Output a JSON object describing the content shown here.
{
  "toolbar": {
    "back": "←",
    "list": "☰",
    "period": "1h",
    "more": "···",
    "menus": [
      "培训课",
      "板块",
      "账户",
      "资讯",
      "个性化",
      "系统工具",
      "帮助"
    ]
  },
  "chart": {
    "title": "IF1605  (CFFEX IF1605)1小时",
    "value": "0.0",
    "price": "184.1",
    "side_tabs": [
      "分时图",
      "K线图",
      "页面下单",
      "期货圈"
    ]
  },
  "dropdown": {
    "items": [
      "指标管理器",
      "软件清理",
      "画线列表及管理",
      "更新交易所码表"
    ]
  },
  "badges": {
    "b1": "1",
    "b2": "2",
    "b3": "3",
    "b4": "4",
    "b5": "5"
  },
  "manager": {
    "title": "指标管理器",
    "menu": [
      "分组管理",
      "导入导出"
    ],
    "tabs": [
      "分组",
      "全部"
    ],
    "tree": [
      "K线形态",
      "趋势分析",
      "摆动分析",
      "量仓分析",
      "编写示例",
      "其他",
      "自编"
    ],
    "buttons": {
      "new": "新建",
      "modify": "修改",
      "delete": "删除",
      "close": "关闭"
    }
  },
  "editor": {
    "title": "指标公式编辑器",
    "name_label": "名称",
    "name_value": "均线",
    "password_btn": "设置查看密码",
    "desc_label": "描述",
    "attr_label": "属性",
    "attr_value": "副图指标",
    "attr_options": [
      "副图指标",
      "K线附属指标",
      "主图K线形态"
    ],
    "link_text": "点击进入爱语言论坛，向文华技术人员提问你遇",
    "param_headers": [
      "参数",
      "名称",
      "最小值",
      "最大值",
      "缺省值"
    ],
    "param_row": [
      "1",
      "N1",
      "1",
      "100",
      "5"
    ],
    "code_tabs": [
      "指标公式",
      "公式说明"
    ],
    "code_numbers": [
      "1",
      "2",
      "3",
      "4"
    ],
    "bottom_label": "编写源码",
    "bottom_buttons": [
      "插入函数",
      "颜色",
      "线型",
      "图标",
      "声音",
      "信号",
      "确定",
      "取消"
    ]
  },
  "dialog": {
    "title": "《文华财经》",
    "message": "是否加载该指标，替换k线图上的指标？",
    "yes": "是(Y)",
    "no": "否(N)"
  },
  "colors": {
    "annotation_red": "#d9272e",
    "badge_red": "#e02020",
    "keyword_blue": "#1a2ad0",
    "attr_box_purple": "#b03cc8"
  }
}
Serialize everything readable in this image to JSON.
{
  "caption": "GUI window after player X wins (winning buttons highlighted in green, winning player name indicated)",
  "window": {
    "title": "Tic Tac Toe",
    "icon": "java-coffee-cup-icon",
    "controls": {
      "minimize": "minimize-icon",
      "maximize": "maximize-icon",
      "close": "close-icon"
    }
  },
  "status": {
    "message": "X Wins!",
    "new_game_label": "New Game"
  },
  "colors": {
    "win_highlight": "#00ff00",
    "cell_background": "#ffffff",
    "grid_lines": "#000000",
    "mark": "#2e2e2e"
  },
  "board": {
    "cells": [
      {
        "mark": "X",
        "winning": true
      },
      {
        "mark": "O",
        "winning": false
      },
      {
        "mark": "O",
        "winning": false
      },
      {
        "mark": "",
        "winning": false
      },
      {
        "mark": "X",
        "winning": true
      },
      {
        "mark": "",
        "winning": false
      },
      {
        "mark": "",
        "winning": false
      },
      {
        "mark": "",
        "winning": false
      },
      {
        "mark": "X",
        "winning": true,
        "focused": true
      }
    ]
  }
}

::::

> **Work to be completed**: Copy the material above back out, exactly as written.

> **Output below**:
Output a JSON object describing the content shown here.
{
  "toolbar": {
    "back": "←",
    "list": "☰",
    "period": "1h",
    "more": "···",
    "menus": [
      "培训课",
      "板块",
      "账户",
      "资讯",
      "个性化",
      "系统工具",
      "帮助"
    ]
  },
  "chart": {
    "title": "IF1605  (CFFEX IF1605)1小时",
    "value": "0.0",
    "price": "184.1",
    "side_tabs": [
      "分时图",
      "K线图",
      "页面下单",
      "期货圈"
    ]
  },
  "dropdown": {
    "items": [
      "指标管理器",
      "软件清理",
      "画线列表及管理",
      "更新交易所码表"
    ]
  },
  "badges": {
    "b1": "1",
    "b2": "2",
    "b3": "3",
    "b4": "4",
    "b5": "5"
  },
  "manager": {
    "title": "指标管理器",
    "menu": [
      "分组管理",
      "导入导出"
    ],
    "tabs": [
      "分组",
      "全部"
    ],
    "tree": [
      "K线形态",
      "趋势分析",
      "摆动分析",
      "量仓分析",
      "编写示例",
      "其他",
      "自编"
    ],
    "buttons": {
      "new": "新建",
      "modify": "修改",
      "delete": "删除",
      "close": "关闭"
    }
  },
  "editor": {
    "title": "指标公式编辑器",
    "name_label": "名称",
    "name_value": "均线",
    "password_btn": "设置查看密码",
    "desc_label": "描述",
    "attr_label": "属性",
    "attr_value": "副图指标",
    "attr_options": [
      "副图指标",
      "K线附属指标",
      "主图K线形态"
    ],
    "link_text": "点击进入爱语言论坛，向文华技术人员提问你遇",
    "param_headers": [
      "参数",
      "名称",
      "最小值",
      "最大值",
      "缺省值"
    ],
    "param_row": [
      "1",
      "N1",
      "1",
      "100",
      "5"
    ],
    "code_tabs": [
      "指标公式",
      "公式说明"
    ],
    "code_numbers": [
      "1",
      "2",
      "3",
      "4"
    ],
    "bottom_label": "编写源码",
    "bottom_buttons": [
      "插入函数",
      "颜色",
      "线型",
      "图标",
      "声音",
      "信号",
      "确定",
      "取消"
    ]
  },
  "dialog": {
    "title": "《文华财经》",
    "message": "是否加载该指标，替换k线图上的指标？",
    "yes": "是(Y)",
    "no": "否(N)"
  },
  "colors": {
    "annotation_red": "#d9272e",
    "badge_red": "#e02020",
    "keyword_blue": "#1a2ad0",
    "attr_box_purple": "#b03cc8"
  }
}
Serialize everything readable in this image to JSON.
{
  "caption": "GUI window after player X wins (winning buttons highlighted in green, winning player name indicated)",
  "window": {
    "title": "Tic Tac Toe",
    "icon": "java-coffee-cup-icon",
    "controls": {
      "minimize": "minimize-icon",
      "maximize": "maximize-icon",
      "close": "close-icon"
    }
  },
  "status": {
    "message": "X Wins!",
    "new_game_label": "New Game"
  },
  "colors": {
    "win_highlight": "#00ff00",
    "cell_background": "#ffffff",
    "grid_lines": "#000000",
    "mark": "#2e2e2e"
  },
  "board": {
    "cells": [
      {
        "mark": "X",
        "winning": true
      },
      {
        "mark": "O",
        "winning": false
      },
      {
        "mark": "O",
        "winning": false
      },
      {
        "mark": "",
        "winning": false
      },
      {
        "mark": "X",
        "winning": true
      },
      {
        "mark": "",
        "winning": false
      },
      {
        "mark": "",
        "winning": false
      },
      {
        "mark": "",
        "winning": false
      },
      {
        "mark": "X",
        "winning": true,
        "focused": true
      }
    ]
  }
}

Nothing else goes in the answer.